→ **Work required**
Transcribe the material in full, exactly as written.

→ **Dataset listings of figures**
▬▬▬▬▬▬▬▬▬▬
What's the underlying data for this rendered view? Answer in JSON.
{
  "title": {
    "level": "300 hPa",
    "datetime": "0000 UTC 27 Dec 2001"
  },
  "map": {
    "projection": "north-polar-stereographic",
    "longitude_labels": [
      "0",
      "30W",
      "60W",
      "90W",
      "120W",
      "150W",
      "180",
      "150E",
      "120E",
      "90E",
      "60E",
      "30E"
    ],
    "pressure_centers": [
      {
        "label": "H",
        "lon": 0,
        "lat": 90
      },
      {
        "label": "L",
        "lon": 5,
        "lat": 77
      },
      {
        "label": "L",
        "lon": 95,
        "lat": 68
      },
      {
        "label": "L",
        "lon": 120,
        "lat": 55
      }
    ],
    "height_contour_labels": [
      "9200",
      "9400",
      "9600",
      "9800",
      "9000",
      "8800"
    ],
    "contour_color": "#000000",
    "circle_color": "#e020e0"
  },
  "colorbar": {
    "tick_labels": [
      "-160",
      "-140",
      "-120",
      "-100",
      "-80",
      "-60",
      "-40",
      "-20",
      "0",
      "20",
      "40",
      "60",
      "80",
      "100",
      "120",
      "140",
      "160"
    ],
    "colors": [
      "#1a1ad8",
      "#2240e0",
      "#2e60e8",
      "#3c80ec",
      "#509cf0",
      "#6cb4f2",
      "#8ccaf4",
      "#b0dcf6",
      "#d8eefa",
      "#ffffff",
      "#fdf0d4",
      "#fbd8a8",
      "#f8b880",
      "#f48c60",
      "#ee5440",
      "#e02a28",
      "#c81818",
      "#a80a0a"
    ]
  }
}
▬▬▬▬▬▬▬▬▬▬
→ **Result of this exercise**
What's the underlying data for this rendered view? Answer in JSON.
{
  "title": {
    "level": "300 hPa",
    "datetime": "0000 UTC 27 Dec 2001"
  },
  "map": {
    "projection": "north-polar-stereographic",
    "longitude_labels": [
      "0",
      "30W",
      "60W",
      "90W",
      "120W",
      "150W",
      "180",
      "150E",
      "120E",
      "90E",
      "60E",
      "30E"
    ],
    "pressure_centers": [
      {
        "label": "H",
        "lon": 0,
        "lat": 90
      },
      {
        "label": "L",
        "lon": 5,
        "lat": 77
      },
      {
        "label": "L",
        "lon": 95,
        "lat": 68
      },
      {
        "label": "L",
        "lon": 120,
        "lat": 55
      }
    ],
    "height_contour_labels": [
      "9200",
      "9400",
      "9600",
      "9800",
      "9000",
      "8800"
    ],
    "contour_color": "#000000",
    "circle_color": "#e020e0"
  },
  "colorbar": {
    "tick_labels": [
      "-160",
      "-140",
      "-120",
      "-100",
      "-80",
      "-60",
      "-40",
      "-20",
      "0",
      "20",
      "40",
      "60",
      "80",
      "100",
      "120",
      "140",
      "160"
    ],
    "colors": [
      "#1a1ad8",
      "#2240e0",
      "#2e60e8",
      "#3c80ec",
      "#509cf0",
      "#6cb4f2",
      "#8ccaf4",
      "#b0dcf6",
      "#d8eefa",
      "#ffffff",
      "#fdf0d4",
      "#fbd8a8",
      "#f8b880",
      "#f48c60",
      "#ee5440",
      "#e02a28",
      "#c81818",
      "#a80a0a"
    ]
  }
}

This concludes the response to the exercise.